§ **What the task asks**
Each line that includes the word "登记寄件物品信息" counts once; give the total and nothing more.

>> start

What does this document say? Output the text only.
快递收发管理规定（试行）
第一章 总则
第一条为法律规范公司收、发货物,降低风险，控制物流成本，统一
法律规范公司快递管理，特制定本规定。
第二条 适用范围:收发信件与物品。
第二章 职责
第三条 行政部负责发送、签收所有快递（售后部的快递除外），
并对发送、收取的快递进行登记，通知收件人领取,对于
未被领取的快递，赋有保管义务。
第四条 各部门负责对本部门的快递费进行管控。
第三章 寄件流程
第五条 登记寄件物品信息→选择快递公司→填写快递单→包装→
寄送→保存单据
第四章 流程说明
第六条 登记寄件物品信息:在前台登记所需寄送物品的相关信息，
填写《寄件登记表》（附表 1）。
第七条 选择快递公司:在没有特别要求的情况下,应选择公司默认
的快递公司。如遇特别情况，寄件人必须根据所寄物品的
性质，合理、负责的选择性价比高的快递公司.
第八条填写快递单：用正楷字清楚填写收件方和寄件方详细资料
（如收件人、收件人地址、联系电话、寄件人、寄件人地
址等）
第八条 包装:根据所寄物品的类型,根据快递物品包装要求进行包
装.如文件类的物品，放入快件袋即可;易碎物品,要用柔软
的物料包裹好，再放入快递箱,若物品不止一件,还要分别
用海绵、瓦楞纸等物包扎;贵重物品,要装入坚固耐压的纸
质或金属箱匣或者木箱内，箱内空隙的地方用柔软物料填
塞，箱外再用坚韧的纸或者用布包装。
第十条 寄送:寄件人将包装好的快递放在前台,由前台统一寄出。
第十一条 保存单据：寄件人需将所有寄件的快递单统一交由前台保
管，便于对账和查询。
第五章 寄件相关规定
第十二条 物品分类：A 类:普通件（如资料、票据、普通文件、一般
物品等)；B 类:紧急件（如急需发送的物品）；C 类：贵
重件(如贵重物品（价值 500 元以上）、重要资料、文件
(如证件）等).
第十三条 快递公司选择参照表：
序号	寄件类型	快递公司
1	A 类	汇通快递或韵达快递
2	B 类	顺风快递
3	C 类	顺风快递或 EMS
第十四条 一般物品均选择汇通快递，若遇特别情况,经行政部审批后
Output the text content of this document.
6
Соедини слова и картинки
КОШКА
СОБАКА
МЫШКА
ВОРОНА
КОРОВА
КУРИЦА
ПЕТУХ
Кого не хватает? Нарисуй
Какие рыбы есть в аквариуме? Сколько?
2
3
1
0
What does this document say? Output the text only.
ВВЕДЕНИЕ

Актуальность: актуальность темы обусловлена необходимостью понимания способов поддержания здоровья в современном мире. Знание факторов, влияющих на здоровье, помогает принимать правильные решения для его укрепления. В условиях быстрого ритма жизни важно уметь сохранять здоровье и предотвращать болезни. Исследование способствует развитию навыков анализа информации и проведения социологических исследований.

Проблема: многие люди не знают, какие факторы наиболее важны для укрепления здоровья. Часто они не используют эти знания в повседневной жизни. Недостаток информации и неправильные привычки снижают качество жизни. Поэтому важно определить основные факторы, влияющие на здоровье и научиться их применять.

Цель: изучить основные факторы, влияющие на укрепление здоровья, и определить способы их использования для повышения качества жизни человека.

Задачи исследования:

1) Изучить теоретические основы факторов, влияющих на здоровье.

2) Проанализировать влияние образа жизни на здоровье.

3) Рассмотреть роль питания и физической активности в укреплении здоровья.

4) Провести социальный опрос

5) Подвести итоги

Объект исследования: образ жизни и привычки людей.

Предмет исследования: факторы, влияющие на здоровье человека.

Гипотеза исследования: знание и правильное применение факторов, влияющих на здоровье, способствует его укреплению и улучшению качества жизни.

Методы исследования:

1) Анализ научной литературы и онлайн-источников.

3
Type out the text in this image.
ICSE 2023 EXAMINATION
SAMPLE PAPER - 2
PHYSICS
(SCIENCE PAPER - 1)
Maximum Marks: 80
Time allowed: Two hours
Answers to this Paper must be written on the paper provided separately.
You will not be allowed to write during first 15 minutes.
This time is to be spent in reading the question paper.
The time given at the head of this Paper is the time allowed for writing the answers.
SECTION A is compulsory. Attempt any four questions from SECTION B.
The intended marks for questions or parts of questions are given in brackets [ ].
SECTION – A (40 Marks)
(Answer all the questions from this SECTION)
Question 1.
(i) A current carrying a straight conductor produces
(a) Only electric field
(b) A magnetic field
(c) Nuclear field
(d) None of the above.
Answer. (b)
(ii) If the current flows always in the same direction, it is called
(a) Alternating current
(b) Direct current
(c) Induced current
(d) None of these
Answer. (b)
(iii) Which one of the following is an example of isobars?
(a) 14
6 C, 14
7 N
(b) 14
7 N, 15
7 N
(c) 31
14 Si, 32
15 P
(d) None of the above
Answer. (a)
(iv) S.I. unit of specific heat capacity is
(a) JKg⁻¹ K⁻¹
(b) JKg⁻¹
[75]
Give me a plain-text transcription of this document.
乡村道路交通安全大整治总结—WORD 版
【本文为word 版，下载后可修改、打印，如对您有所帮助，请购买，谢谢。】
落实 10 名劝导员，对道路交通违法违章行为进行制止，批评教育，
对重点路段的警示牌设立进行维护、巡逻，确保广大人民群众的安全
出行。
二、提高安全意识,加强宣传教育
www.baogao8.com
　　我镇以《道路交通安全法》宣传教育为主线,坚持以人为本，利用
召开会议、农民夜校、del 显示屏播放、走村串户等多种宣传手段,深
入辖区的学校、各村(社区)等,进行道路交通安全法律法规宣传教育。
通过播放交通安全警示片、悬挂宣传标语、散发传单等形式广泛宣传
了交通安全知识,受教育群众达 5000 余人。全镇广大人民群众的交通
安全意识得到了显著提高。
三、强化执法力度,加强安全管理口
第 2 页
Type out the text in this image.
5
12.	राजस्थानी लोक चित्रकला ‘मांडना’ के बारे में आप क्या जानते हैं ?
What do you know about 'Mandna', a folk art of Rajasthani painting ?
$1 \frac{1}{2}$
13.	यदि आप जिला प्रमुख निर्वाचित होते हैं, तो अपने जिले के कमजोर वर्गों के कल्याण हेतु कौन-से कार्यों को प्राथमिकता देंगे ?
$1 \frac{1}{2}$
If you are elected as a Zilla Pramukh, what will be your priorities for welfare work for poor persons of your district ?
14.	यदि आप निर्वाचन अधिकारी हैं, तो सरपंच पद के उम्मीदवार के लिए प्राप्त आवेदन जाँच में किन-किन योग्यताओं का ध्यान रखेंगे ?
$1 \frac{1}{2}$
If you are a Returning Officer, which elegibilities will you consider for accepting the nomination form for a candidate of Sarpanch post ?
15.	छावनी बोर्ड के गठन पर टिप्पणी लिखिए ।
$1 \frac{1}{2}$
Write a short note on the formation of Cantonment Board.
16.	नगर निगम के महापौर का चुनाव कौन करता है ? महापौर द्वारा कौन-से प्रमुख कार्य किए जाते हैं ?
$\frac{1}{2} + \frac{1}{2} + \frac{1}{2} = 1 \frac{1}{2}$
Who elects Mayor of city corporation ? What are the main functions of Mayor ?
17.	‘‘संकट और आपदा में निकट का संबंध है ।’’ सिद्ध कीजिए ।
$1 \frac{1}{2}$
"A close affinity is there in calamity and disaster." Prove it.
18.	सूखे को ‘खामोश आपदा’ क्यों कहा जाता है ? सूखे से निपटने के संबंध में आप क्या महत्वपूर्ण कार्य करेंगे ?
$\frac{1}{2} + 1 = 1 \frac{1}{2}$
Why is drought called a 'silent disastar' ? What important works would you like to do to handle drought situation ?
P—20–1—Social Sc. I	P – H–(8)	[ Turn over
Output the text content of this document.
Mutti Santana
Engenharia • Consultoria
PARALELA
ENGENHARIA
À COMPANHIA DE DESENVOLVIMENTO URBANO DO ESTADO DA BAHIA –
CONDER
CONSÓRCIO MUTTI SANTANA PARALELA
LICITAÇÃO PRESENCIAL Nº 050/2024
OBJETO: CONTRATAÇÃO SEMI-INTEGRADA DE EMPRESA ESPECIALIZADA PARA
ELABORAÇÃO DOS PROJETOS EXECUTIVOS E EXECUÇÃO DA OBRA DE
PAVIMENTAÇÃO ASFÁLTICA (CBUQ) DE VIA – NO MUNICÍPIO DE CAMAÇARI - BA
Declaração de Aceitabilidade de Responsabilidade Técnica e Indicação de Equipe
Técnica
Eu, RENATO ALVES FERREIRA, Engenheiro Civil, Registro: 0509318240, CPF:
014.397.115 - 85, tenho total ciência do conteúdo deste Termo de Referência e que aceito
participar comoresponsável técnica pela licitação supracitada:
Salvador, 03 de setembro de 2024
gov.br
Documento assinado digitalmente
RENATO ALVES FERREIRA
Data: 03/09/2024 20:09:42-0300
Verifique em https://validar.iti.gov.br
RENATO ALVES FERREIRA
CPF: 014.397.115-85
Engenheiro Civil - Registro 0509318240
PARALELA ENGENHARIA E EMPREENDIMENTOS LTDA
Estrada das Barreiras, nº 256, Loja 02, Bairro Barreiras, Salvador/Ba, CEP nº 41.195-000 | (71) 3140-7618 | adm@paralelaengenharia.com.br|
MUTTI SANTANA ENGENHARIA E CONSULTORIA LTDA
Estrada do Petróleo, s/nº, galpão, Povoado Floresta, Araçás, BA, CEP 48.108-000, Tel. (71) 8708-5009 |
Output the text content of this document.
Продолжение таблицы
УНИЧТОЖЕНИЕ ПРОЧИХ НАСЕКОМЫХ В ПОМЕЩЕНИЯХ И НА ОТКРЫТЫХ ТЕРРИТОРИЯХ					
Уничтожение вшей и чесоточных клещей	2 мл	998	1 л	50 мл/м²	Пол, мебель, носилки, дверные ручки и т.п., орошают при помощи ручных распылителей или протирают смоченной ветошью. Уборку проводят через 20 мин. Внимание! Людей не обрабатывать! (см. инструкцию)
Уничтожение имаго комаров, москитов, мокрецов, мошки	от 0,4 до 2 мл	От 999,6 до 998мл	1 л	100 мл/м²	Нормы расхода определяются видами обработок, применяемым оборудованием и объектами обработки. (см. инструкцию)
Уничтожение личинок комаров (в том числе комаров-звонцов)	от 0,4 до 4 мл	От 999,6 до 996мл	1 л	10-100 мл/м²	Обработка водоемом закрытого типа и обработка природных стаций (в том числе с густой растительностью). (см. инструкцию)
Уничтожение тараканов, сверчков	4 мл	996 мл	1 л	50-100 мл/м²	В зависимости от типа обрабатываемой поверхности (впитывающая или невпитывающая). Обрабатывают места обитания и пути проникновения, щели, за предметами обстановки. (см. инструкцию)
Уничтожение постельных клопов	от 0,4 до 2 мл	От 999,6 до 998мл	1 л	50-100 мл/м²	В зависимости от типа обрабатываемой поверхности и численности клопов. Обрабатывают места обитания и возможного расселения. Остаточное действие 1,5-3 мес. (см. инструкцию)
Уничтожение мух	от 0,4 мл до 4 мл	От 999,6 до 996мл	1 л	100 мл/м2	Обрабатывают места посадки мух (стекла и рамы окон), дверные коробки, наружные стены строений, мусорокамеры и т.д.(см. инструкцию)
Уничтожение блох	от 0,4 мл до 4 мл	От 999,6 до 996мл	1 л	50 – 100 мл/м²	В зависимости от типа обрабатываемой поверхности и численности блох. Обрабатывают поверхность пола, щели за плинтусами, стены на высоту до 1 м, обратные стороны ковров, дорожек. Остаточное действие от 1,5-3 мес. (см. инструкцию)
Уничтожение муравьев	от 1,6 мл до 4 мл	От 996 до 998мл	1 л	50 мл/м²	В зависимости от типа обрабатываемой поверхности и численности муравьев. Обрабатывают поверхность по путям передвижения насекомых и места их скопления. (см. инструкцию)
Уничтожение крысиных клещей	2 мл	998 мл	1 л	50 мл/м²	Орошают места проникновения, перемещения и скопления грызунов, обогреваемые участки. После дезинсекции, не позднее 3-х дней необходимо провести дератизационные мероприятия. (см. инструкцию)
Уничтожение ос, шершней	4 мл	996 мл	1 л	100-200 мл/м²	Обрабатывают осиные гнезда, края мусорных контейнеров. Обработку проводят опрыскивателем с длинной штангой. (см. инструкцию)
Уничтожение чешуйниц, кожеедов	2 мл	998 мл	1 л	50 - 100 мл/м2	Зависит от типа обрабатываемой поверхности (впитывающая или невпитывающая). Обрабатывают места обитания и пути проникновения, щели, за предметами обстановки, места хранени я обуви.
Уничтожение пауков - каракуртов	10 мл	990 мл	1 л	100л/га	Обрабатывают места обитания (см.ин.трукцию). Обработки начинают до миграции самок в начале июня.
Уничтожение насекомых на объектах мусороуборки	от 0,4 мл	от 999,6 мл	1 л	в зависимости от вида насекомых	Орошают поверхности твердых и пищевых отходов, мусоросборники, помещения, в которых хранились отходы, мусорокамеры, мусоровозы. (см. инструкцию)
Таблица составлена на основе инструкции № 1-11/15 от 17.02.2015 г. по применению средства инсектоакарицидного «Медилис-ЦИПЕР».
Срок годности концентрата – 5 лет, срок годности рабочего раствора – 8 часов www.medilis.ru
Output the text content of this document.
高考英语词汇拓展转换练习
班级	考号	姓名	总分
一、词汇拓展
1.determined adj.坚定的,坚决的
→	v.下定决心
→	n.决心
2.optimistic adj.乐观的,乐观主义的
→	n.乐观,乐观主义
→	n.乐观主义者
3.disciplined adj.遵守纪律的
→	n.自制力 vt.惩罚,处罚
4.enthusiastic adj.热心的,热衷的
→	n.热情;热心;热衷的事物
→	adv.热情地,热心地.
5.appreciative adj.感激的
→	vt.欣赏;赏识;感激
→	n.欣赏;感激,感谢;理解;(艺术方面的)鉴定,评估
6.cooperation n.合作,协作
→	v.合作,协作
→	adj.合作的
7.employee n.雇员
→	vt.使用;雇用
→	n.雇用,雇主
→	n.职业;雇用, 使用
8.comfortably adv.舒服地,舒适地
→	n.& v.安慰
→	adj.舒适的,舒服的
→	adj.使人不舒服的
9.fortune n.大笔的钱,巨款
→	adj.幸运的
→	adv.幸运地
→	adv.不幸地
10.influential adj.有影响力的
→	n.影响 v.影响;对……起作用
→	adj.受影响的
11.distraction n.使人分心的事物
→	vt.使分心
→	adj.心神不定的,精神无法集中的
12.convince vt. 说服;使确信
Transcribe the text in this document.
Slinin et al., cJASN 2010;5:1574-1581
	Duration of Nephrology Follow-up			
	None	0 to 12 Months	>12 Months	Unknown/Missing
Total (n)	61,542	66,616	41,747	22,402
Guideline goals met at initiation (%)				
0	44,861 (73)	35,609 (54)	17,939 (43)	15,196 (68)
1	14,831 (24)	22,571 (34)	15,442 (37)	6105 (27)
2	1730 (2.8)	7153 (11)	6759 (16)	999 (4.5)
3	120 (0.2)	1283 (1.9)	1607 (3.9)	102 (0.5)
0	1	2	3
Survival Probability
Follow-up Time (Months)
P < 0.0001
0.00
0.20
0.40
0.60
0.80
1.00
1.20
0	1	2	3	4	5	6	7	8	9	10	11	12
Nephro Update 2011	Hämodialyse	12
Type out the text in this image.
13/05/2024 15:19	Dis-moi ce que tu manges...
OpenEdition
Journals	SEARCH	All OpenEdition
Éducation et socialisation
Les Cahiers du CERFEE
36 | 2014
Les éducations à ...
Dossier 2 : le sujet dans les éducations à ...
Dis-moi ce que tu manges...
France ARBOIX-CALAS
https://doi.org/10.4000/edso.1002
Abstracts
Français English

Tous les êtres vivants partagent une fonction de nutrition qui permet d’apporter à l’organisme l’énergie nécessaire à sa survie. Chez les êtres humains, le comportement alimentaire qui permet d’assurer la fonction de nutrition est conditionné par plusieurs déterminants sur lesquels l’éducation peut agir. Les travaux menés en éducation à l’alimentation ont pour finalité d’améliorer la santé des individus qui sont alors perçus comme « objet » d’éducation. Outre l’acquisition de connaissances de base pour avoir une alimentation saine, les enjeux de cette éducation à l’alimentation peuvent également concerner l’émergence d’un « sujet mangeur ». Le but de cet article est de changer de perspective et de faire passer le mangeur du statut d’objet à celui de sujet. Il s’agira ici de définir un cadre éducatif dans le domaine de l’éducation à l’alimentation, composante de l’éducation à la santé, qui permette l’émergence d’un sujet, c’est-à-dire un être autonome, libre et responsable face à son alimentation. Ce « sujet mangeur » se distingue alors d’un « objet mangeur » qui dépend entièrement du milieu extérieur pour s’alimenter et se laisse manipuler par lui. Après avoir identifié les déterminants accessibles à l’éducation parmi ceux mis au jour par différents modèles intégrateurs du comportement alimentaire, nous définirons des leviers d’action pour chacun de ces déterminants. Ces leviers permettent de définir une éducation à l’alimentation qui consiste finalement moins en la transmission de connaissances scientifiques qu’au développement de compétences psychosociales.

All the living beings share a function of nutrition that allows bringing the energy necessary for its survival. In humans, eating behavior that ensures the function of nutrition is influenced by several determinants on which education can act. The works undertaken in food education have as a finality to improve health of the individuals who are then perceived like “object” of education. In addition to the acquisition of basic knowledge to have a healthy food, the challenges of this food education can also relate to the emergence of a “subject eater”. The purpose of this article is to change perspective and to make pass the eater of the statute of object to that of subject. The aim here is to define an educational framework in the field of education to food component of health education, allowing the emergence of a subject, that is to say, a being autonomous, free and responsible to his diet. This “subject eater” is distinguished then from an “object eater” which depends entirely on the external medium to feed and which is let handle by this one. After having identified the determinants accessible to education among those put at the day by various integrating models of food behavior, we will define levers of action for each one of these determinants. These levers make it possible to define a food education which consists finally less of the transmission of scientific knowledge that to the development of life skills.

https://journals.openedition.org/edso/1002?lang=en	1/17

>> end

§ **Result for this task**
2